(What you should do): Report how many lines below contain the word "settlement". Give only the number.

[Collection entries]
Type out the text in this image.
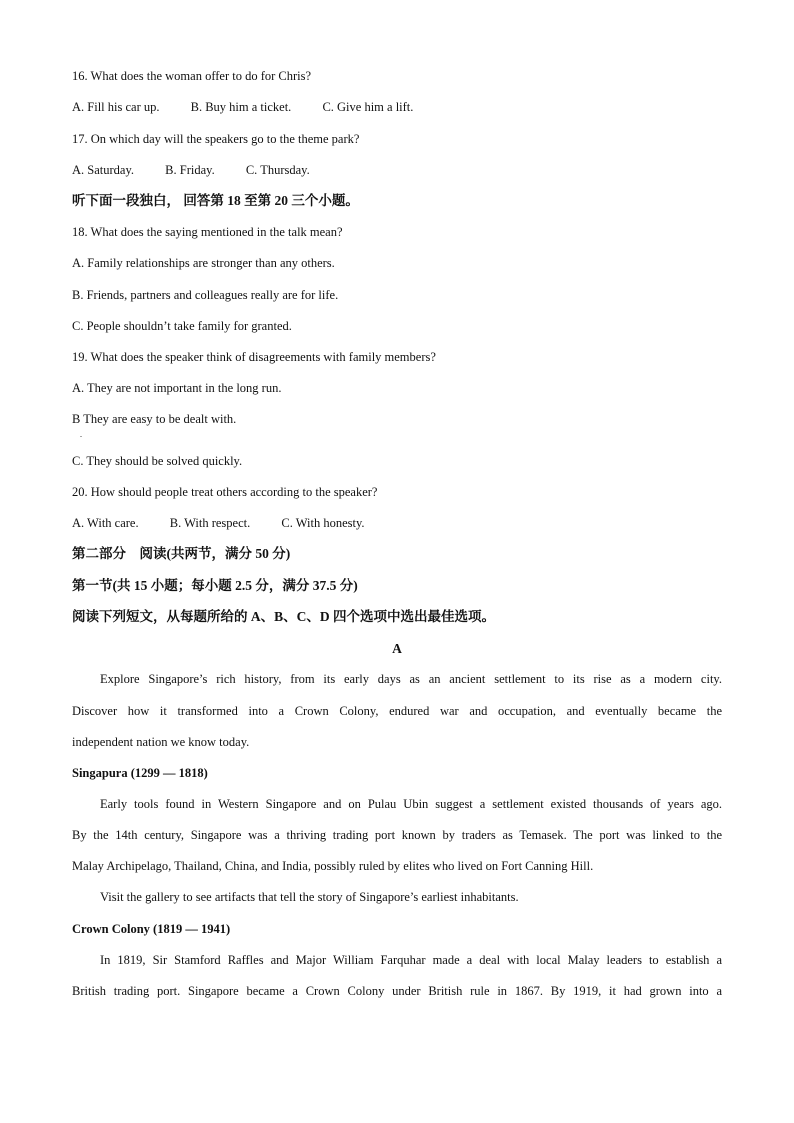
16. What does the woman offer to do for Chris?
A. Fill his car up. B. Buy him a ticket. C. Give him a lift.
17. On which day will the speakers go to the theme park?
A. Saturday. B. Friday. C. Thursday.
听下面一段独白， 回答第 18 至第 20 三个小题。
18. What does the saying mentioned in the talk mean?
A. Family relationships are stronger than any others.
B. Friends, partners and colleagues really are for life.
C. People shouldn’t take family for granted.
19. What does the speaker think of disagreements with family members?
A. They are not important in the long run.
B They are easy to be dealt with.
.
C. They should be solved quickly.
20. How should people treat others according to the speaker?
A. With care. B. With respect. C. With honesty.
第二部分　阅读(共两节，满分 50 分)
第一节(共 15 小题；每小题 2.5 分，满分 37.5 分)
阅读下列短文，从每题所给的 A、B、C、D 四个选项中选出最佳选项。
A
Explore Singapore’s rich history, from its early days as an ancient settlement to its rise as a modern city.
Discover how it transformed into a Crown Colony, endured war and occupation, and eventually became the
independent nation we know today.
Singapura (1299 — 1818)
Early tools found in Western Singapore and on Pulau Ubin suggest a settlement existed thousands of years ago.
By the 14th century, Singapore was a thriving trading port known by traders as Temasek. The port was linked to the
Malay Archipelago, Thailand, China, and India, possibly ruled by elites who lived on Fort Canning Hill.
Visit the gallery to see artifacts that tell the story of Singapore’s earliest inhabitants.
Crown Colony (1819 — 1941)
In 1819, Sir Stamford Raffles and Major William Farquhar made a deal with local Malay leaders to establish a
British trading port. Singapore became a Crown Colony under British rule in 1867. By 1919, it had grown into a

* * *

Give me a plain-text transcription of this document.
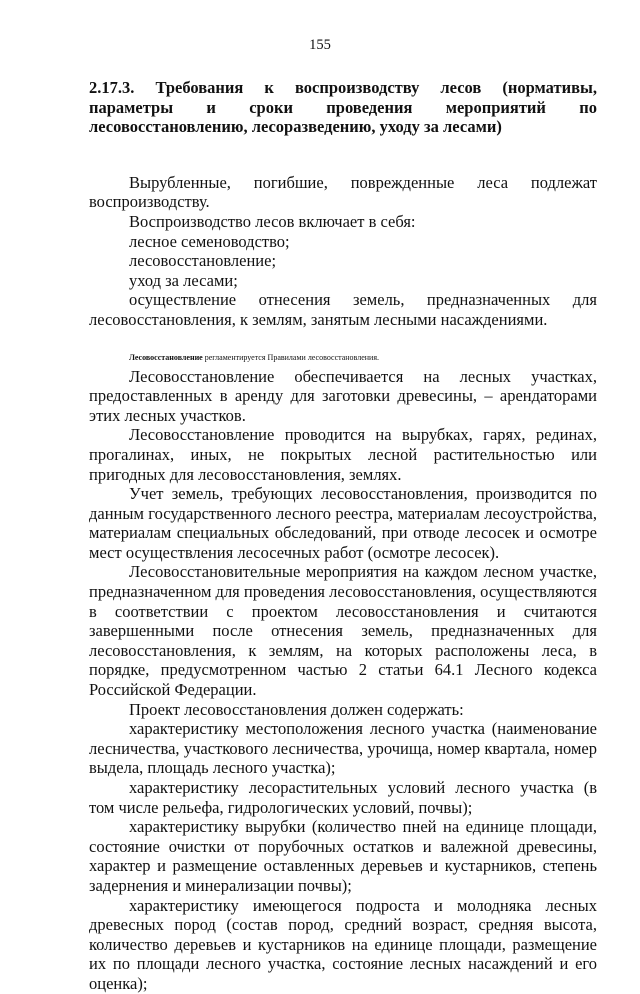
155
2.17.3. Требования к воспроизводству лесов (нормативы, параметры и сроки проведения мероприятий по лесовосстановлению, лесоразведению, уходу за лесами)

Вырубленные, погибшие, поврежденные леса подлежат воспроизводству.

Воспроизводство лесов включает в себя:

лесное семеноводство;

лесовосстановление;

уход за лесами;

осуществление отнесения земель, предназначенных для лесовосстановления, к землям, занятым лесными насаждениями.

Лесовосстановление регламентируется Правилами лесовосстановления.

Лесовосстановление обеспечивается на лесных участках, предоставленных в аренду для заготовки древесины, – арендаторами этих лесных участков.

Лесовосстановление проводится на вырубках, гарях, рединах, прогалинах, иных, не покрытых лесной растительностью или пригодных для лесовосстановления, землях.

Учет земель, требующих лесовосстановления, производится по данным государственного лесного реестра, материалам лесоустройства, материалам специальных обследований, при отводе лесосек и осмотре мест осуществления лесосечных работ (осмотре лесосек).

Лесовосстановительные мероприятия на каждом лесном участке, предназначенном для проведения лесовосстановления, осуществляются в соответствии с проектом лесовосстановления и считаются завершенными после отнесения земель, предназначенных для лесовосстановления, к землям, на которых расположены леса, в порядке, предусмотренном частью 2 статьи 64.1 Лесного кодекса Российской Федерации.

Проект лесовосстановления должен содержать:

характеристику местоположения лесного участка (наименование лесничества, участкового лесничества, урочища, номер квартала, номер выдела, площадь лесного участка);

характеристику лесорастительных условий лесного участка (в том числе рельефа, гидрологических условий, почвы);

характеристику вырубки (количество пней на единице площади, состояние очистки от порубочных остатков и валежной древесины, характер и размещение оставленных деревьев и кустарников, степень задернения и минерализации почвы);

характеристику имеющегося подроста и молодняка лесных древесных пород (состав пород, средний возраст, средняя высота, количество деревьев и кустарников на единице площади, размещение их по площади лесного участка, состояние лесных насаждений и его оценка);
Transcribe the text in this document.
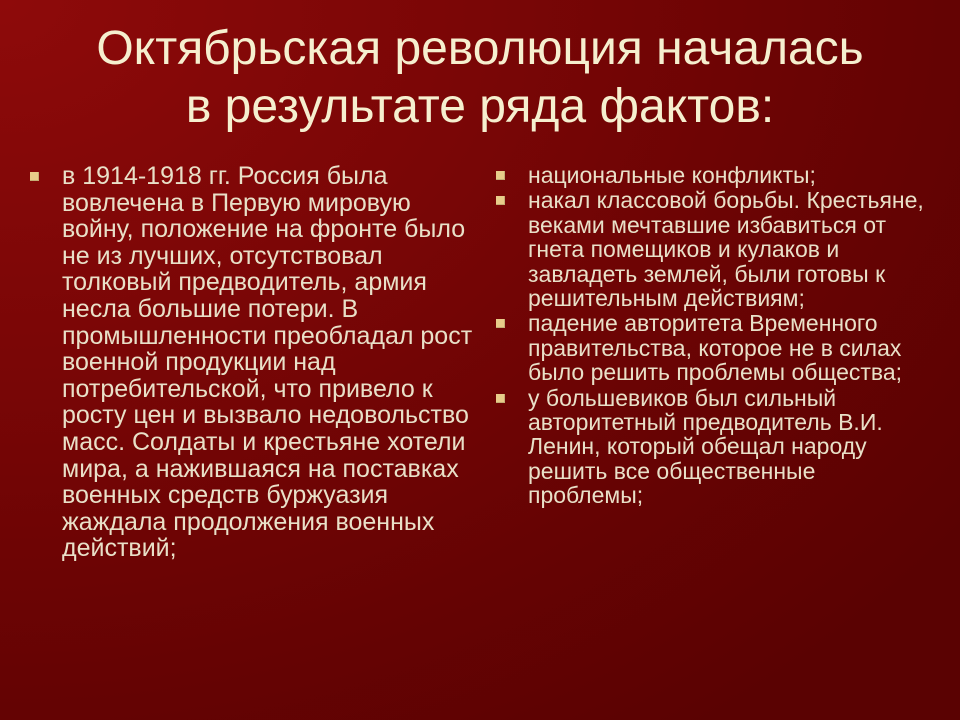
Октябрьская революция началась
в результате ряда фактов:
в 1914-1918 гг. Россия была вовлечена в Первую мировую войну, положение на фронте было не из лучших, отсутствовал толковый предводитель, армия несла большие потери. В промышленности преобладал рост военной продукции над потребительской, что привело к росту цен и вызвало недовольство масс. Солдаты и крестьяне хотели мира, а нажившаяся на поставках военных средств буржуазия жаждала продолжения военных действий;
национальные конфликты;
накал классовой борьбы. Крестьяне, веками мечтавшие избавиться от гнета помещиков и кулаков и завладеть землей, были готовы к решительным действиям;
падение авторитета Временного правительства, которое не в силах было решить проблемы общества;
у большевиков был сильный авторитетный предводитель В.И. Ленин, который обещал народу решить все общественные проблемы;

...

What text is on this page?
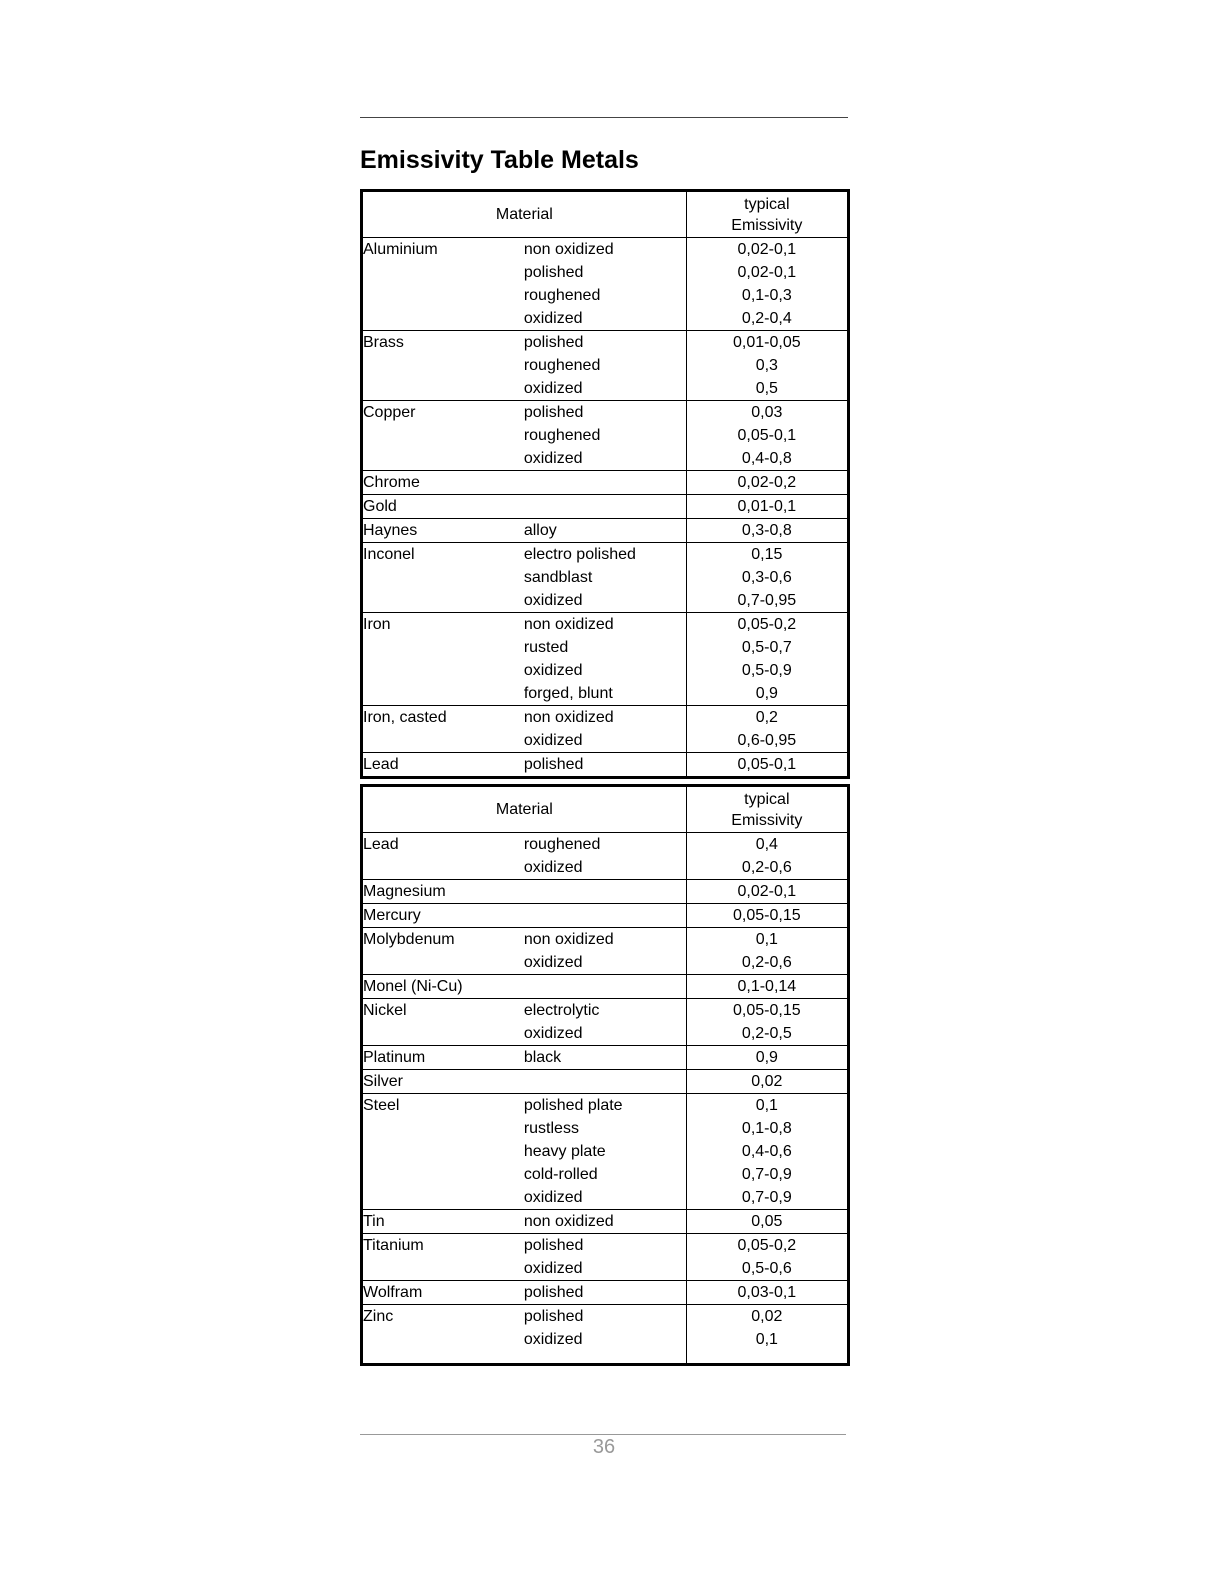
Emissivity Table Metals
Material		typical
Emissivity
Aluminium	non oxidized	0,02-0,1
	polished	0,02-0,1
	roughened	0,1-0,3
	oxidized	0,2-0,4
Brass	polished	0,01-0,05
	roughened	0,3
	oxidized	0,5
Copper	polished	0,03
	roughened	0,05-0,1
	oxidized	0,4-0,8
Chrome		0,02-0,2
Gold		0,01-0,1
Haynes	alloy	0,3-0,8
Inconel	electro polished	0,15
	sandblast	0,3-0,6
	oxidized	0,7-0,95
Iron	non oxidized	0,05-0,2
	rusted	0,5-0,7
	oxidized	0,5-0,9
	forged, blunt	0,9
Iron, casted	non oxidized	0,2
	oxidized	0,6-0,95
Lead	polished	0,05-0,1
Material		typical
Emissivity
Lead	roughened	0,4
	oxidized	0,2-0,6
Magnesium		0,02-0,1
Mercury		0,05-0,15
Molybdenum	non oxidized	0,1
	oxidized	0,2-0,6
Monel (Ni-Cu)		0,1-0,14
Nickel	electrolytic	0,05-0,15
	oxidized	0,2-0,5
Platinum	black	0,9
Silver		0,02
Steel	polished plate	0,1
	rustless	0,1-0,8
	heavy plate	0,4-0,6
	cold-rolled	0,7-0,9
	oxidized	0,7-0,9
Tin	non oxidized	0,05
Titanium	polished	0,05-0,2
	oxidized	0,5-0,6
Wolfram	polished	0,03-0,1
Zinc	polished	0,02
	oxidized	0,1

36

(Answer to the exercise): 2